▶ [Exercise requirements]
In the material below, count the lines with the word "title" and state that number only.

____________________

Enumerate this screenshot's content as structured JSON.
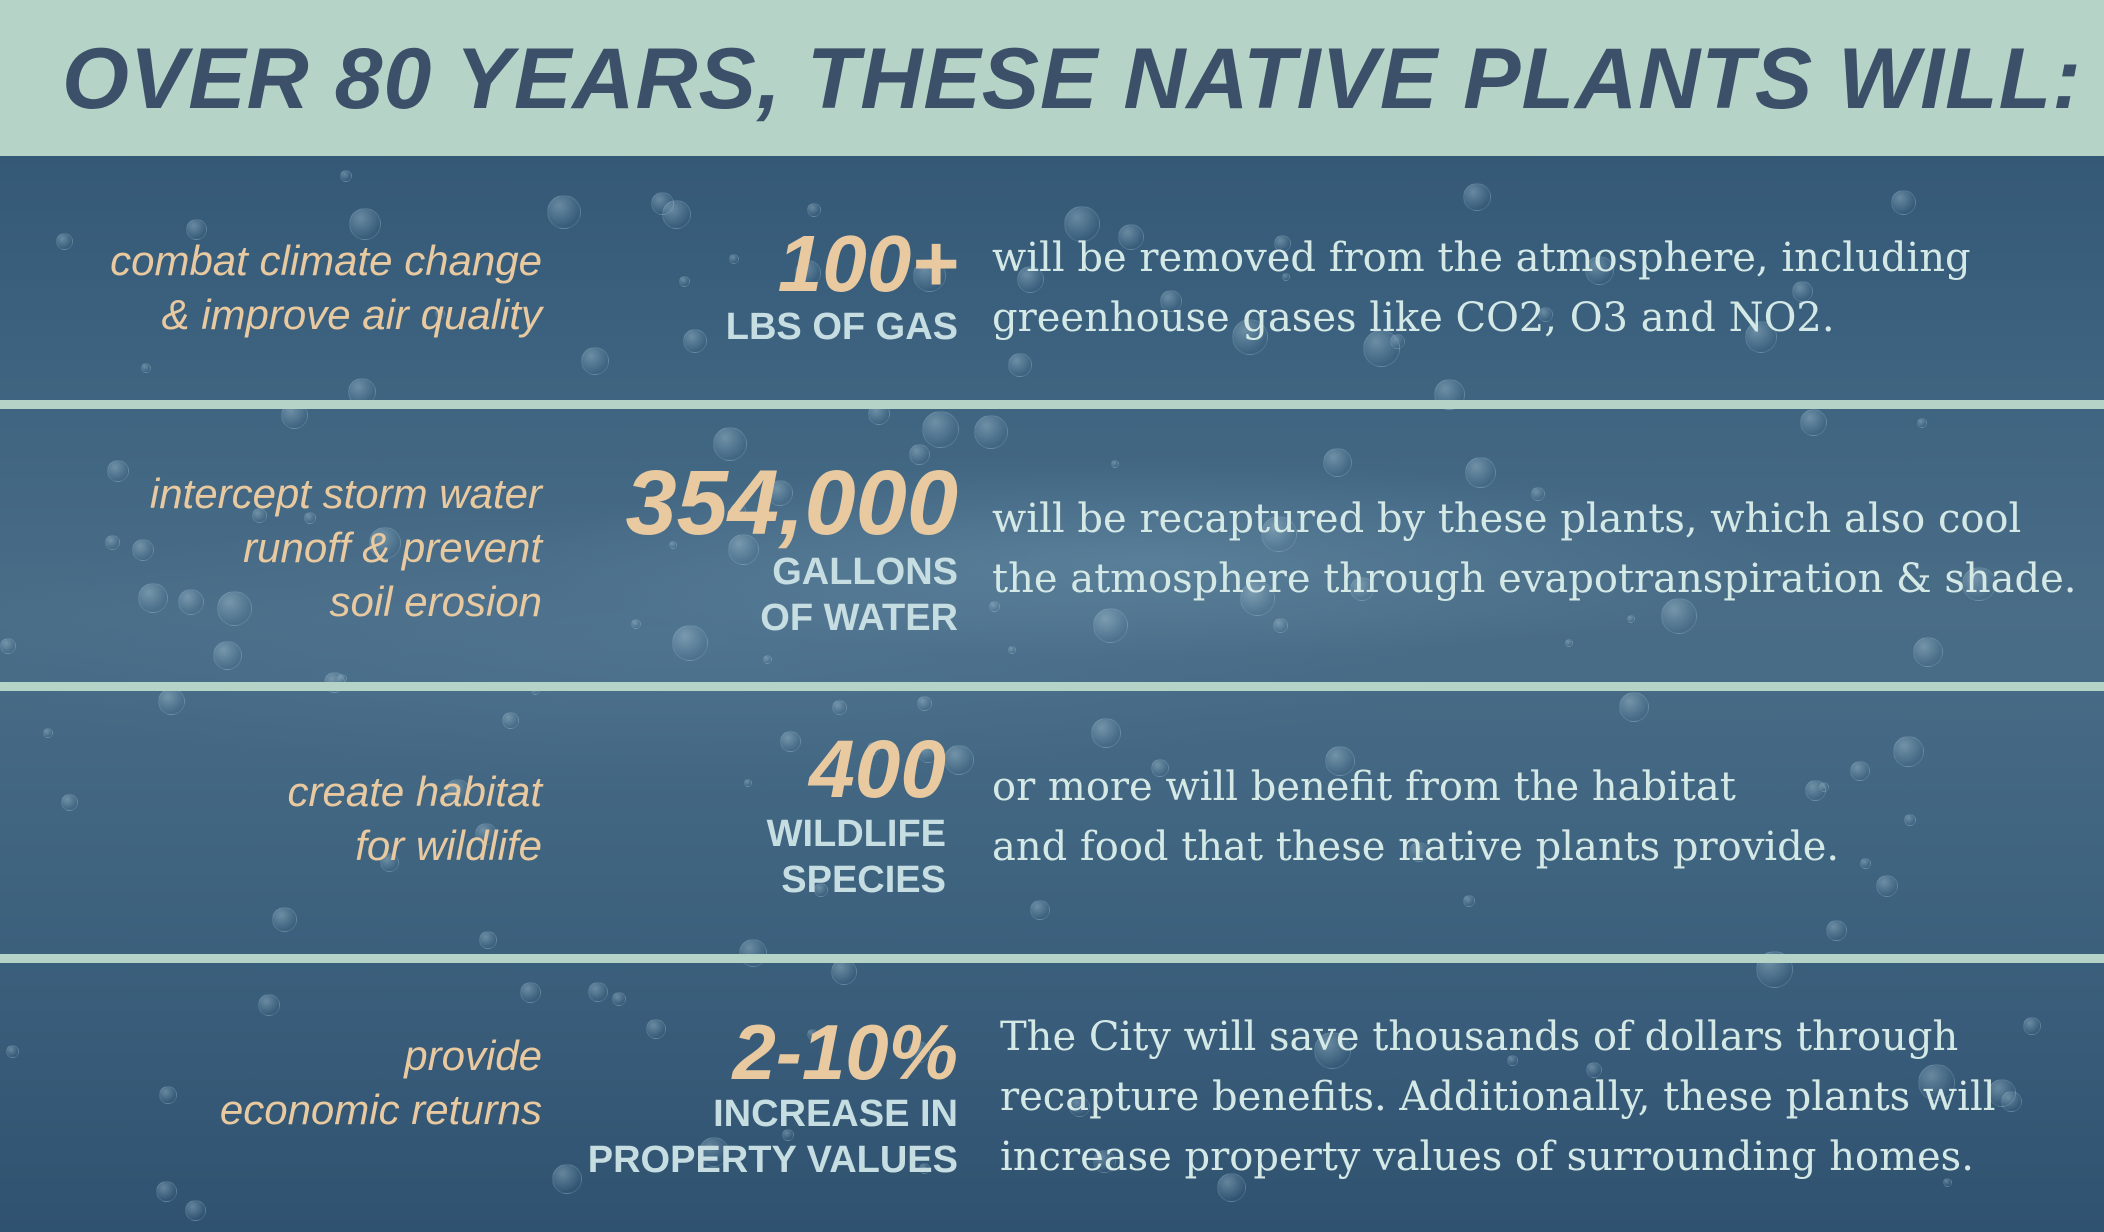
{
  "header": {
    "title": "OVER 80 YEARS, THESE NATIVE PLANTS WILL:"
  },
  "colors": {
    "header_bg": "#b5d3c7",
    "title": "#3d5069",
    "accent": "#e8c9a0",
    "body_text": "#d4e8e6",
    "background": "#35566f"
  },
  "rows": [
    {
      "goal": "combat climate change\n& improve air quality",
      "stat_value": "100+",
      "stat_unit": "LBS OF GAS",
      "description": "will be removed from the atmosphere, including\ngreenhouse gases like CO2, O3 and NO2."
    },
    {
      "goal": "intercept storm water\nrunoff & prevent\nsoil erosion",
      "stat_value": "354,000",
      "stat_unit": "GALLONS\nOF WATER",
      "description": "will be recaptured by these plants, which also cool\nthe atmosphere through evapotranspiration & shade."
    },
    {
      "goal": "create habitat\nfor wildlife",
      "stat_value": "400",
      "stat_unit": "WILDLIFE\nSPECIES",
      "description": "or more will benefit from the habitat\nand food that these native plants provide."
    },
    {
      "goal": "provide\neconomic returns",
      "stat_value": "2-10%",
      "stat_unit": "INCREASE IN\nPROPERTY VALUES",
      "description": "The City will save thousands of dollars through\nrecapture benefits. Additionally, these plants will\nincrease property values of surrounding homes."
    }
  ]
}
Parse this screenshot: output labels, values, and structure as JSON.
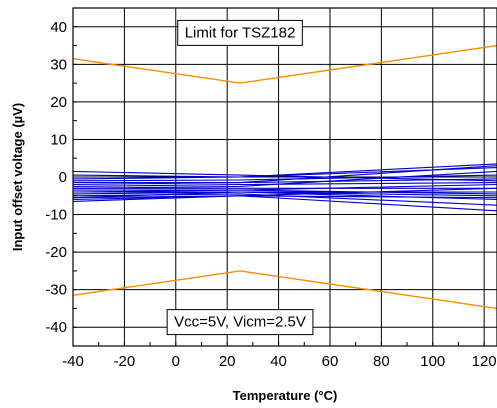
{
  "chart_data": {
    "type": "line",
    "title": "",
    "xlabel": "Temperature (°C)",
    "ylabel": "Input offset voltage (µV)",
    "xlim": [
      -40,
      125
    ],
    "ylim": [
      -45,
      45
    ],
    "xticks": [
      -40,
      -20,
      0,
      20,
      40,
      60,
      80,
      100,
      120
    ],
    "xtick_labels": [
      "-40",
      "-20",
      "0",
      "20",
      "40",
      "60",
      "80",
      "100",
      "120"
    ],
    "yticks": [
      40,
      30,
      20,
      10,
      0,
      -10,
      -20,
      -30,
      -40
    ],
    "ytick_labels": [
      "40",
      "30",
      "20",
      "10",
      "0",
      "-10",
      "-20",
      "-30",
      "-40"
    ],
    "grid": true,
    "x": [
      -40,
      25,
      125
    ],
    "limit_color": "#ff8c00",
    "sample_color": "#0000cc",
    "limit_series": [
      {
        "values": [
          31.5,
          25,
          35
        ]
      },
      {
        "values": [
          -31.5,
          -25,
          -35
        ]
      }
    ],
    "sample_series": [
      {
        "values": [
          1.5,
          0.5,
          -1.0
        ]
      },
      {
        "values": [
          0.5,
          0.0,
          3.5
        ]
      },
      {
        "values": [
          -0.5,
          0.0,
          2.5
        ]
      },
      {
        "values": [
          -1.0,
          -0.8,
          0.5
        ]
      },
      {
        "values": [
          -1.5,
          -1.5,
          -0.5
        ]
      },
      {
        "values": [
          -2.0,
          -1.5,
          3.0
        ]
      },
      {
        "values": [
          -2.5,
          -2.0,
          -1.5
        ]
      },
      {
        "values": [
          -3.0,
          -2.5,
          1.5
        ]
      },
      {
        "values": [
          -3.0,
          -3.0,
          -3.0
        ]
      },
      {
        "values": [
          -3.5,
          -3.5,
          -4.5
        ]
      },
      {
        "values": [
          -4.0,
          -3.5,
          -2.0
        ]
      },
      {
        "values": [
          -4.0,
          -4.0,
          -6.0
        ]
      },
      {
        "values": [
          -4.5,
          -4.0,
          -5.0
        ]
      },
      {
        "values": [
          -5.0,
          -4.5,
          -7.5
        ]
      },
      {
        "values": [
          -5.5,
          -4.0,
          -4.0
        ]
      },
      {
        "values": [
          -5.5,
          -5.0,
          -9.0
        ]
      },
      {
        "values": [
          -6.0,
          -5.0,
          -3.0
        ]
      },
      {
        "values": [
          -6.5,
          -5.0,
          -5.5
        ]
      }
    ],
    "annotations": [
      {
        "text": "Limit for TSZ182",
        "x": 25,
        "y": 38.5
      },
      {
        "text": "Vcc=5V, Vicm=2.5V",
        "x": 25,
        "y": -38.5
      }
    ]
  }
}
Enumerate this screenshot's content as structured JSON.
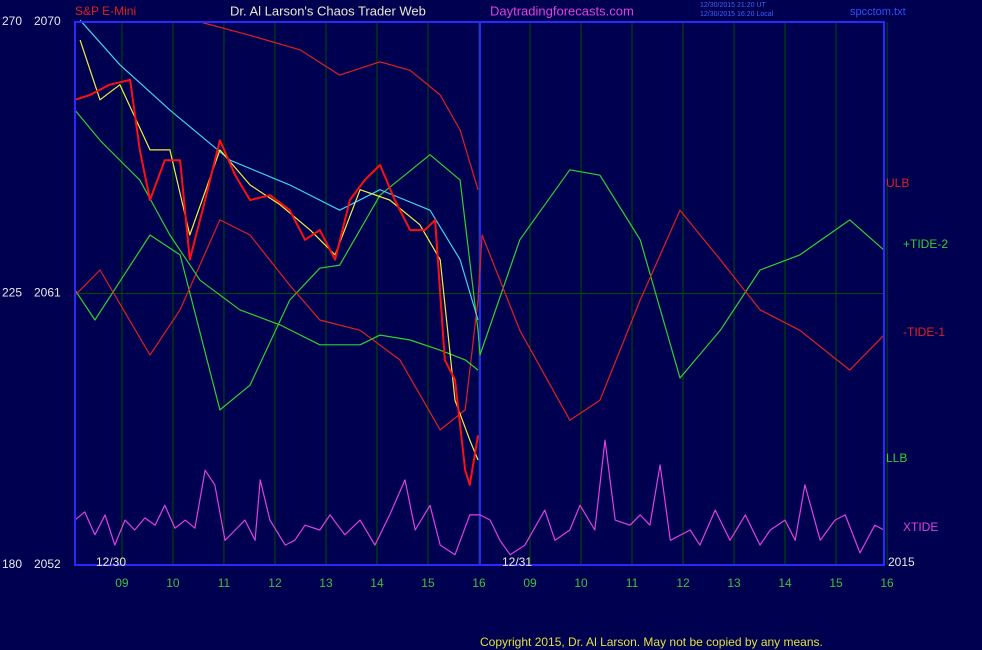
{
  "chart_data": {
    "type": "line",
    "instrument": "S&P E-Mini",
    "title": "Dr. Al Larson's Chaos Trader Web",
    "site": "Daytradingforecasts.com",
    "timestamps": [
      "12/30/2015 21:20 UT",
      "12/30/2015 16:20 Local"
    ],
    "file": "spcctom.txt",
    "copyright": "Copyright 2015, Dr. Al Larson. May not be copied by any means.",
    "annotations": [
      "12/30",
      "12/31",
      "2015"
    ],
    "xlim": [
      0.08,
      15.94
    ],
    "xticks": [
      {
        "value": 1,
        "label": "09"
      },
      {
        "value": 2,
        "label": "10"
      },
      {
        "value": 3,
        "label": "11"
      },
      {
        "value": 4,
        "label": "12"
      },
      {
        "value": 5,
        "label": "13"
      },
      {
        "value": 6,
        "label": "14"
      },
      {
        "value": 7,
        "label": "15"
      },
      {
        "value": 8,
        "label": "16"
      },
      {
        "value": 9,
        "label": "09"
      },
      {
        "value": 10,
        "label": "10"
      },
      {
        "value": 11,
        "label": "11"
      },
      {
        "value": 12,
        "label": "12"
      },
      {
        "value": 13,
        "label": "13"
      },
      {
        "value": 14,
        "label": "14"
      },
      {
        "value": 15,
        "label": "15"
      },
      {
        "value": 16,
        "label": "16"
      }
    ],
    "ylim": [
      180,
      270
    ],
    "yticks": [
      180,
      225,
      270
    ],
    "y2lim": [
      2052,
      2070
    ],
    "y2ticks": [
      2052,
      2061,
      2070
    ],
    "grid": true,
    "series": [
      {
        "name": "ULB",
        "color": "#e02020",
        "x": [
          2.53,
          3.51,
          4.49,
          5.27,
          6.06,
          6.65,
          7.24,
          7.63,
          7.98
        ],
        "values": [
          270,
          267.8,
          265.4,
          261.2,
          263.4,
          262.0,
          257.9,
          252.1,
          242.2
        ]
      },
      {
        "name": "+TIDE-2",
        "color": "#30d030",
        "x": [
          0.08,
          0.47,
          1.55,
          2.14,
          2.92,
          3.51,
          4.29,
          4.88,
          5.27,
          6.06,
          7.04,
          7.63,
          7.98,
          8.02,
          8.8,
          9.78,
          10.37,
          11.16,
          11.94,
          12.73,
          13.51,
          14.29,
          15.27,
          15.94
        ],
        "values": [
          225.6,
          220.6,
          234.7,
          231.4,
          205.7,
          209.8,
          223.9,
          229.2,
          229.7,
          241.3,
          248.0,
          243.8,
          218.9,
          214.8,
          233.9,
          245.5,
          244.6,
          233.9,
          211.0,
          218.9,
          228.9,
          231.4,
          237.2,
          232.2
        ]
      },
      {
        "name": "-TIDE-1",
        "color": "#e02020",
        "x": [
          0.08,
          0.57,
          1.55,
          2.14,
          2.92,
          3.51,
          4.29,
          4.88,
          5.67,
          6.45,
          7.24,
          7.73,
          7.98,
          8.06,
          8.8,
          9.78,
          10.37,
          11.16,
          11.94,
          12.73,
          13.51,
          14.29,
          15.27,
          15.94
        ],
        "values": [
          224.7,
          228.9,
          214.8,
          222.3,
          237.2,
          234.7,
          226.4,
          220.6,
          218.9,
          214.0,
          202.4,
          205.7,
          223.9,
          234.7,
          218.9,
          204.0,
          207.3,
          223.9,
          238.8,
          230.6,
          222.3,
          218.9,
          212.3,
          218.1
        ]
      },
      {
        "name": "LLB",
        "color": "#30d030",
        "x": [
          0.08,
          0.57,
          1.35,
          1.94,
          2.53,
          3.31,
          4.1,
          4.88,
          5.67,
          6.06,
          6.65,
          7.24,
          7.73,
          7.98
        ],
        "values": [
          255.4,
          250.4,
          243.8,
          234.7,
          227.2,
          222.3,
          219.8,
          216.5,
          216.5,
          218.1,
          217.3,
          215.6,
          214.0,
          212.3
        ]
      },
      {
        "name": "XTIDE",
        "color": "#e040e0",
        "x": [
          0.08,
          0.27,
          0.47,
          0.67,
          0.86,
          1.06,
          1.25,
          1.45,
          1.65,
          1.84,
          2.04,
          2.24,
          2.43,
          2.63,
          2.82,
          3.02,
          3.22,
          3.41,
          3.61,
          3.71,
          3.9,
          4.2,
          4.39,
          4.59,
          4.88,
          5.08,
          5.37,
          5.67,
          5.96,
          6.25,
          6.55,
          6.75,
          7.04,
          7.24,
          7.53,
          7.82,
          8.02,
          8.22,
          8.41,
          8.61,
          8.9,
          9.29,
          9.49,
          9.78,
          9.98,
          10.27,
          10.47,
          10.67,
          10.96,
          11.16,
          11.35,
          11.55,
          11.75,
          12.14,
          12.33,
          12.63,
          12.92,
          13.22,
          13.51,
          13.71,
          14.0,
          14.2,
          14.39,
          14.69,
          14.98,
          15.18,
          15.47,
          15.76,
          15.94
        ],
        "values": [
          187.45,
          188.8,
          185.0,
          188.3,
          183.3,
          187.45,
          185.8,
          187.8,
          186.6,
          189.9,
          186.1,
          187.45,
          186.1,
          195.7,
          193.3,
          184.1,
          185.8,
          187.45,
          184.1,
          194.1,
          187.45,
          183.3,
          184.1,
          186.6,
          185.8,
          188.3,
          185.0,
          187.45,
          183.3,
          188.3,
          194.1,
          185.8,
          189.9,
          183.3,
          181.7,
          188.3,
          188.3,
          187.45,
          184.1,
          181.7,
          183.3,
          189.1,
          184.1,
          185.8,
          189.9,
          185.8,
          200.7,
          187.45,
          186.6,
          188.3,
          186.6,
          196.6,
          184.1,
          185.8,
          183.3,
          189.1,
          184.1,
          188.3,
          183.3,
          185.8,
          187.45,
          184.1,
          193.3,
          184.1,
          187.45,
          188.3,
          182.0,
          186.6,
          185.8
        ]
      },
      {
        "color": "#40d0f0",
        "x": [
          0.18,
          0.96,
          1.94,
          3.12,
          4.29,
          5.27,
          6.06,
          7.04,
          7.63,
          7.98
        ],
        "values": [
          270.3,
          262.9,
          255.4,
          247.1,
          243.0,
          238.8,
          242.2,
          238.8,
          230.6,
          220.6
        ]
      },
      {
        "color": "#f0f040",
        "x": [
          0.18,
          0.57,
          0.96,
          1.55,
          1.94,
          2.33,
          2.92,
          3.51,
          4.1,
          4.69,
          5.18,
          5.67,
          6.25,
          6.84,
          7.24,
          7.53,
          7.82,
          7.98
        ],
        "values": [
          267.0,
          257.1,
          259.6,
          248.8,
          248.8,
          234.7,
          248.8,
          243.0,
          239.7,
          235.5,
          231.4,
          242.2,
          240.5,
          236.4,
          230.6,
          207.3,
          200.7,
          197.4
        ]
      },
      {
        "color": "#ff1010",
        "x": [
          0.08,
          0.37,
          0.76,
          1.16,
          1.35,
          1.55,
          1.84,
          2.14,
          2.33,
          2.63,
          2.92,
          3.22,
          3.51,
          3.9,
          4.29,
          4.59,
          4.88,
          5.18,
          5.47,
          5.76,
          6.06,
          6.35,
          6.65,
          6.94,
          7.14,
          7.33,
          7.53,
          7.73,
          7.82,
          7.98
        ],
        "values": [
          257.1,
          257.9,
          259.6,
          260.4,
          248.8,
          240.5,
          247.1,
          247.1,
          230.6,
          240.5,
          250.4,
          244.6,
          240.5,
          241.3,
          238.8,
          233.9,
          235.5,
          230.6,
          240.5,
          243.8,
          246.3,
          240.5,
          235.5,
          235.5,
          237.2,
          214.0,
          210.7,
          195.7,
          193.3,
          201.5
        ]
      }
    ]
  }
}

____________________

▶ [Complete output]
4